(A block of data)

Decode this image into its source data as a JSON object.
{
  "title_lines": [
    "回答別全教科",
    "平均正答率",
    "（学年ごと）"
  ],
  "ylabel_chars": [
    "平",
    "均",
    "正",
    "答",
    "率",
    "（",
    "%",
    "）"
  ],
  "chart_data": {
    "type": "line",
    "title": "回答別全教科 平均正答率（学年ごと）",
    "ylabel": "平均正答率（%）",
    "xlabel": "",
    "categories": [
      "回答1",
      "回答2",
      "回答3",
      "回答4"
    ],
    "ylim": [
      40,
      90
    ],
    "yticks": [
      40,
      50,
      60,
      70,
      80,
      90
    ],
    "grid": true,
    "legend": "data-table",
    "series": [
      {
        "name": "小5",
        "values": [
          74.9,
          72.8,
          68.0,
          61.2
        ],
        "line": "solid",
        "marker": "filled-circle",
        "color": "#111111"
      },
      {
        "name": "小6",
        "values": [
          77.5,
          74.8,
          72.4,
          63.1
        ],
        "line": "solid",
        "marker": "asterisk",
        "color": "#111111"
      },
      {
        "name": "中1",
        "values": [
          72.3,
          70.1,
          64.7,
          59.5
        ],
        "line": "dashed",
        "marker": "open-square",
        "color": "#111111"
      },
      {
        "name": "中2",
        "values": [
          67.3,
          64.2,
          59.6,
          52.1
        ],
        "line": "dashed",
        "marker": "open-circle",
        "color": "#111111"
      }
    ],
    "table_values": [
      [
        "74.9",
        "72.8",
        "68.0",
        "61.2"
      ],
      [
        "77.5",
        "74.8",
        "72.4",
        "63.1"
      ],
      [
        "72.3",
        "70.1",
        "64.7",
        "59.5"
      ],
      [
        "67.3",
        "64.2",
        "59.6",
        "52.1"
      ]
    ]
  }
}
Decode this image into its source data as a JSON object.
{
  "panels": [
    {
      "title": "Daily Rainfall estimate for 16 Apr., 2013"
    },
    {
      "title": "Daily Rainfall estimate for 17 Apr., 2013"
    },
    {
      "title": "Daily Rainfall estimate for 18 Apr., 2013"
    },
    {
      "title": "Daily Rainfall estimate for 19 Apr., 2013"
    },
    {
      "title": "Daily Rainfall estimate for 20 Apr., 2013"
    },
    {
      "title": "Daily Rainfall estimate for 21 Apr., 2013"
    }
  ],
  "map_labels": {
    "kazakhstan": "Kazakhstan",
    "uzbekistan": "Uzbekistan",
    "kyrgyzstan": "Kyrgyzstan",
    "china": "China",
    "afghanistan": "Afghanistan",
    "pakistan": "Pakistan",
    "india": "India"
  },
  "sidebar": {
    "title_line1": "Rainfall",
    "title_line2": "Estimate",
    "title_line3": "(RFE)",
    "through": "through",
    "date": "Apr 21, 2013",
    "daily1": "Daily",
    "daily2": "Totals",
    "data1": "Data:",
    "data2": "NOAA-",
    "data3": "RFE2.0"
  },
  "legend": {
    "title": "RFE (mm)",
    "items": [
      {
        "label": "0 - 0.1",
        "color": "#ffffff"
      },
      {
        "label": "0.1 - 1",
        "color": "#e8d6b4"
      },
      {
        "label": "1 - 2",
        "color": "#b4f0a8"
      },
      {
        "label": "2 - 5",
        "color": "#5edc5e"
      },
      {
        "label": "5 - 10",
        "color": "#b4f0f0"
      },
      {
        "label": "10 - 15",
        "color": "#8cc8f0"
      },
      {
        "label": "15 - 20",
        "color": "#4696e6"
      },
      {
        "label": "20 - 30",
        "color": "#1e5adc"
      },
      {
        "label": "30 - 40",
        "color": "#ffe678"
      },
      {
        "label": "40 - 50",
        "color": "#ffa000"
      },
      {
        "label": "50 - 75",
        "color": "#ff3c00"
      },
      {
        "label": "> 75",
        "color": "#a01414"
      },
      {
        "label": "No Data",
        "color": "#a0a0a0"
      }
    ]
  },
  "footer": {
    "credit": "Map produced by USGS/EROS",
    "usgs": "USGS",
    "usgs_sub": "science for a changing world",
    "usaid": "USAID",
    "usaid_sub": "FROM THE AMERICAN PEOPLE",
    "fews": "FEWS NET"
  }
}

PROBLEM REQUIREMENTS — Determine how many lines above contain "open" as a word or string. Give the number alone.

REPLY TO THE EXERCISE — 2